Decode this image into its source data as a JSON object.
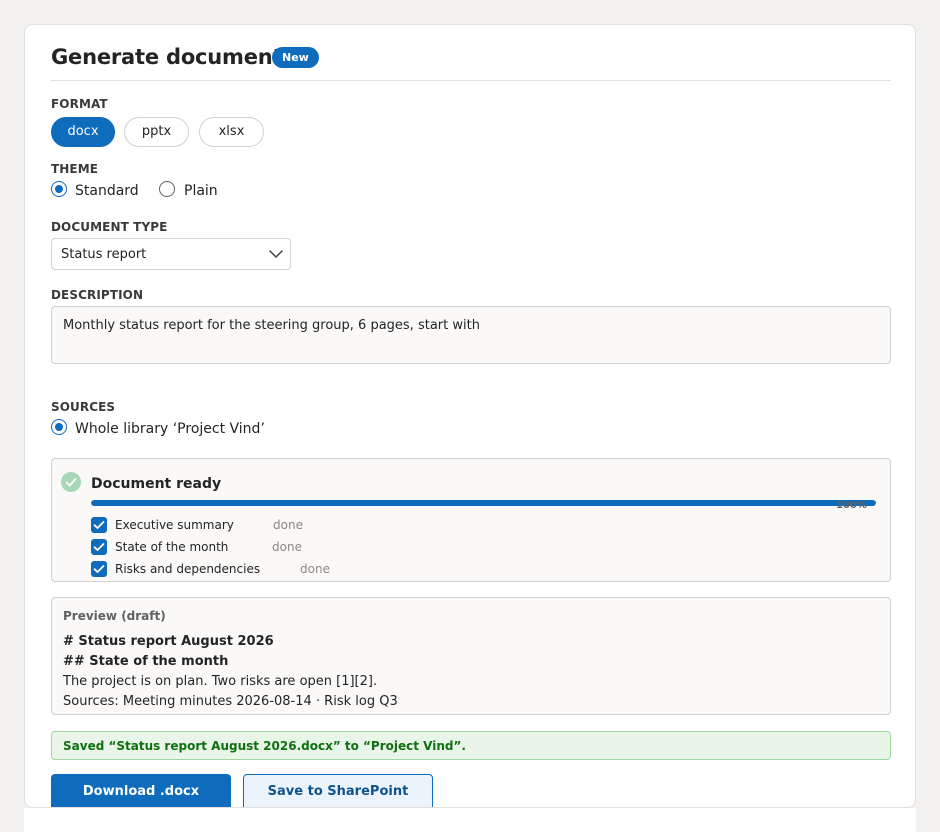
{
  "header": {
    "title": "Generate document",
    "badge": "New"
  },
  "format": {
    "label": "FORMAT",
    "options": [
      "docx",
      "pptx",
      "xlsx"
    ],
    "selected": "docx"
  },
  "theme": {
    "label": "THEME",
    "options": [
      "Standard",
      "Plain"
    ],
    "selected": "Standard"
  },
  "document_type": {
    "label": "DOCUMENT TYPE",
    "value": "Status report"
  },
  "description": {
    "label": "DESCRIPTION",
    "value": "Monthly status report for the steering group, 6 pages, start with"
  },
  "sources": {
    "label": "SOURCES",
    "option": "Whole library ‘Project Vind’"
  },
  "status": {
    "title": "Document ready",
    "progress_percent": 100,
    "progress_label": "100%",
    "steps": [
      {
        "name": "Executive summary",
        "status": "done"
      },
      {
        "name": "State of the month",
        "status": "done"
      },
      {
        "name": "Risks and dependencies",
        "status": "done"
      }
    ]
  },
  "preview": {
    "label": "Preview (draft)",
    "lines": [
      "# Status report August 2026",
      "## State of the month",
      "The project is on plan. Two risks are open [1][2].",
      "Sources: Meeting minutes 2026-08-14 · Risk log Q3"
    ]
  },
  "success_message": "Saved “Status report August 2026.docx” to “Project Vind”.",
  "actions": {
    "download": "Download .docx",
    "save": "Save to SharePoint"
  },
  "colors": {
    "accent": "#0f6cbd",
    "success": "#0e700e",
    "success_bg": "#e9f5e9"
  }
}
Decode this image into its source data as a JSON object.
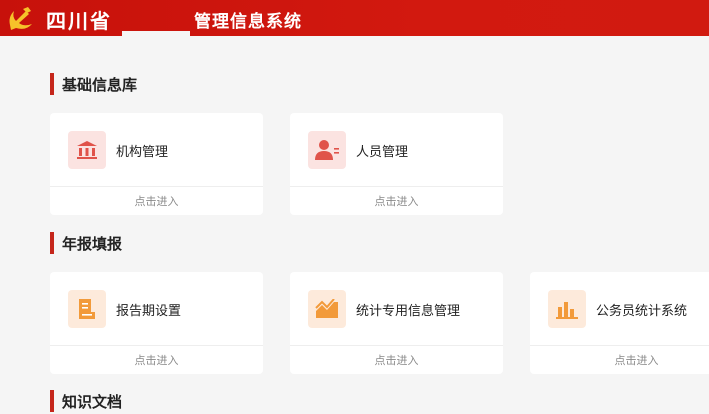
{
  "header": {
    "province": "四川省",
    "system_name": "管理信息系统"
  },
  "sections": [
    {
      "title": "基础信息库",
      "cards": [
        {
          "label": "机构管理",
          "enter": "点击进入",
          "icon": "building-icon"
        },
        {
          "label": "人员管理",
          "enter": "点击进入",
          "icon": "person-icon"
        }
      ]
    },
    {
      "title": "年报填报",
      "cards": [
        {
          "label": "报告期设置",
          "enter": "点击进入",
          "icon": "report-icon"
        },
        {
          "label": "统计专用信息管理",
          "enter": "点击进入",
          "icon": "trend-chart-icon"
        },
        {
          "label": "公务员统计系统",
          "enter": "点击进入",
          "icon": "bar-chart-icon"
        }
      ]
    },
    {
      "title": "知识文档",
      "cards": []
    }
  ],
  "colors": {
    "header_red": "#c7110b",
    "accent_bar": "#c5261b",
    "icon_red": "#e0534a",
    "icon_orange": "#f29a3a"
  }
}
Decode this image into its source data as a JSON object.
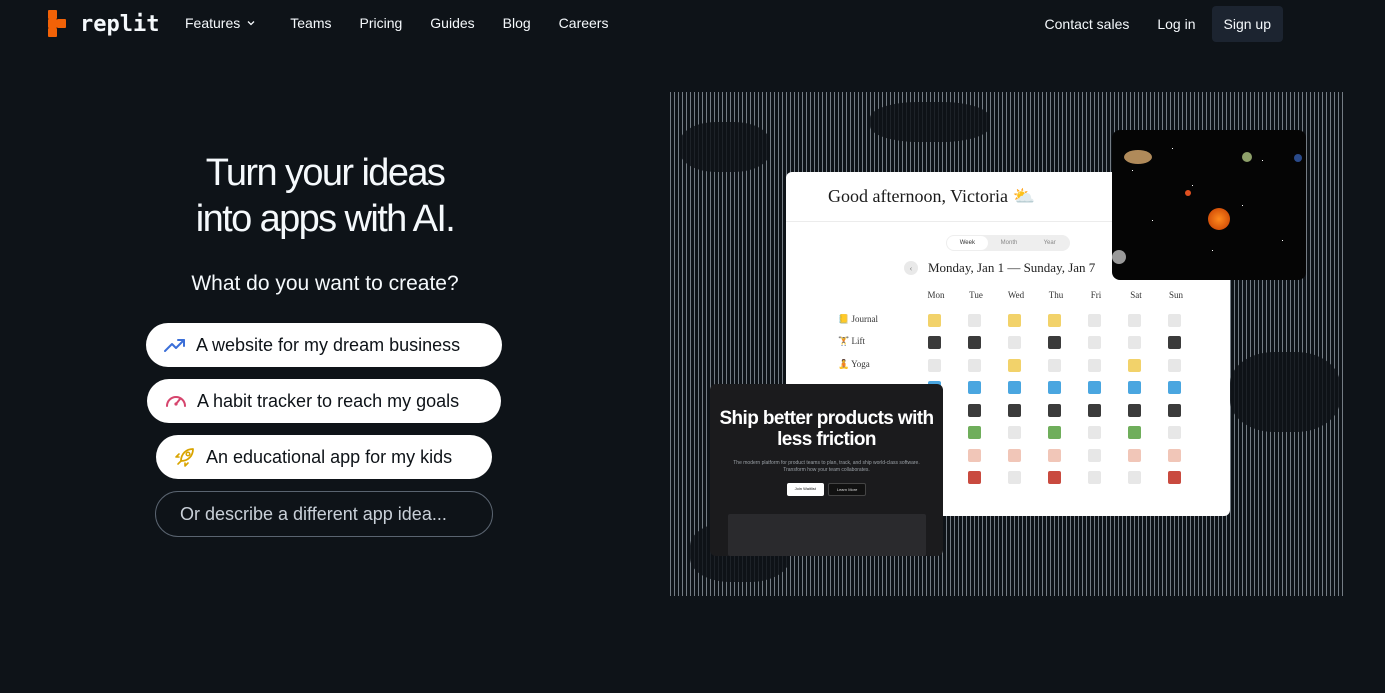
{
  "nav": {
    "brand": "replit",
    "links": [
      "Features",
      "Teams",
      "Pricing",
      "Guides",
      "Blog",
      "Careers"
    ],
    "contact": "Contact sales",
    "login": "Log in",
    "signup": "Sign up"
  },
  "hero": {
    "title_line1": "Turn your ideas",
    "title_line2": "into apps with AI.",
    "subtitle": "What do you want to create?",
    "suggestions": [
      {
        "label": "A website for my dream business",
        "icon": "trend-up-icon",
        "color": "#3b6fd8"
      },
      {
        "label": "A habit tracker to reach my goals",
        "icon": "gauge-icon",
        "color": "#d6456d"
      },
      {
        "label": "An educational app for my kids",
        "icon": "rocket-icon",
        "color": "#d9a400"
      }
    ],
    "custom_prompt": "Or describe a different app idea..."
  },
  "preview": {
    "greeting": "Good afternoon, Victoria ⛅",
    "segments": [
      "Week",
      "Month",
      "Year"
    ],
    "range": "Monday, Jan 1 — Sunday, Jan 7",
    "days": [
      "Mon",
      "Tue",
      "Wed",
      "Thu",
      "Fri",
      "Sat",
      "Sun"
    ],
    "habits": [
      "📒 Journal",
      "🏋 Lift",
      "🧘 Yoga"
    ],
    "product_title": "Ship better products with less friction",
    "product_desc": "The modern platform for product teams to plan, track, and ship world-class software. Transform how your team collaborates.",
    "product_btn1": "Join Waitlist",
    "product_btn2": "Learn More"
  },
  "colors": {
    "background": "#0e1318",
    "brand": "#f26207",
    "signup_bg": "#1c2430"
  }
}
==============================
- _WHAT THE TASK REQUIRES_
Copy the material above exactly and drop the pictures.

- _ANSWER_
Decode this image into its source data as a JSON object.
{
  "header": {
    "title": "Generate document",
    "badge": "New"
  },
  "format": {
    "label": "FORMAT",
    "options": [
      "docx",
      "pptx",
      "xlsx"
    ],
    "selected": "docx"
  },
  "theme": {
    "label": "THEME",
    "options": [
      "Standard",
      "Plain"
    ],
    "selected": "Standard"
  },
  "document_type": {
    "label": "DOCUMENT TYPE",
    "value": "Status report"
  },
  "description": {
    "label": "DESCRIPTION",
    "value": "Monthly status report for the steering group, 6 pages, start with"
  },
  "sources": {
    "label": "SOURCES",
    "option": "Whole library ‘Project Vind’"
  },
  "status": {
    "title": "Document ready",
    "progress_percent": 100,
    "progress_label": "100%",
    "steps": [
      {
        "name": "Executive summary",
        "status": "done"
      },
      {
        "name": "State of the month",
        "status": "done"
      },
      {
        "name": "Risks and dependencies",
        "status": "done"
      }
    ]
  },
  "preview": {
    "label": "Preview (draft)",
    "lines": [
      "# Status report August 2026",
      "## State of the month",
      "The project is on plan. Two risks are open [1][2].",
      "Sources: Meeting minutes 2026-08-14 · Risk log Q3"
    ]
  },
  "success_message": "Saved “Status report August 2026.docx” to “Project Vind”.",
  "actions": {
    "download": "Download .docx",
    "save": "Save to SharePoint"
  },
  "colors": {
    "accent": "#0f6cbd",
    "success": "#0e700e",
    "success_bg": "#e9f5e9"
  }
}
Decode this image into its source data as a JSON object.
{
  "header": {
    "province": "四川省",
    "system_name": "管理信息系统"
  },
  "sections": [
    {
      "title": "基础信息库",
      "cards": [
        {
          "label": "机构管理",
          "enter": "点击进入",
          "icon": "building-icon"
        },
        {
          "label": "人员管理",
          "enter": "点击进入",
          "icon": "person-icon"
        }
      ]
    },
    {
      "title": "年报填报",
      "cards": [
        {
          "label": "报告期设置",
          "enter": "点击进入",
          "icon": "report-icon"
        },
        {
          "label": "统计专用信息管理",
          "enter": "点击进入",
          "icon": "trend-chart-icon"
        },
        {
          "label": "公务员统计系统",
          "enter": "点击进入",
          "icon": "bar-chart-icon"
        }
      ]
    },
    {
      "title": "知识文档",
      "cards": []
    }
  ],
  "colors": {
    "header_red": "#c7110b",
    "accent_bar": "#c5261b",
    "icon_red": "#e0534a",
    "icon_orange": "#f29a3a"
  }
}
Decode this image into its source data as a JSON object.
{
  "nav": {
    "brand": "replit",
    "links": [
      "Features",
      "Teams",
      "Pricing",
      "Guides",
      "Blog",
      "Careers"
    ],
    "contact": "Contact sales",
    "login": "Log in",
    "signup": "Sign up"
  },
  "hero": {
    "title_line1": "Turn your ideas",
    "title_line2": "into apps with AI.",
    "subtitle": "What do you want to create?",
    "suggestions": [
      {
        "label": "A website for my dream business",
        "icon": "trend-up-icon",
        "color": "#3b6fd8"
      },
      {
        "label": "A habit tracker to reach my goals",
        "icon": "gauge-icon",
        "color": "#d6456d"
      },
      {
        "label": "An educational app for my kids",
        "icon": "rocket-icon",
        "color": "#d9a400"
      }
    ],
    "custom_prompt": "Or describe a different app idea..."
  },
  "preview": {
    "greeting": "Good afternoon, Victoria ⛅",
    "segments": [
      "Week",
      "Month",
      "Year"
    ],
    "range": "Monday, Jan 1 — Sunday, Jan 7",
    "days": [
      "Mon",
      "Tue",
      "Wed",
      "Thu",
      "Fri",
      "Sat",
      "Sun"
    ],
    "habits": [
      "📒 Journal",
      "🏋 Lift",
      "🧘 Yoga"
    ],
    "product_title": "Ship better products with less friction",
    "product_desc": "The modern platform for product teams to plan, track, and ship world-class software. Transform how your team collaborates.",
    "product_btn1": "Join Waitlist",
    "product_btn2": "Learn More"
  },
  "colors": {
    "background": "#0e1318",
    "brand": "#f26207",
    "signup_bg": "#1c2430"
  }
}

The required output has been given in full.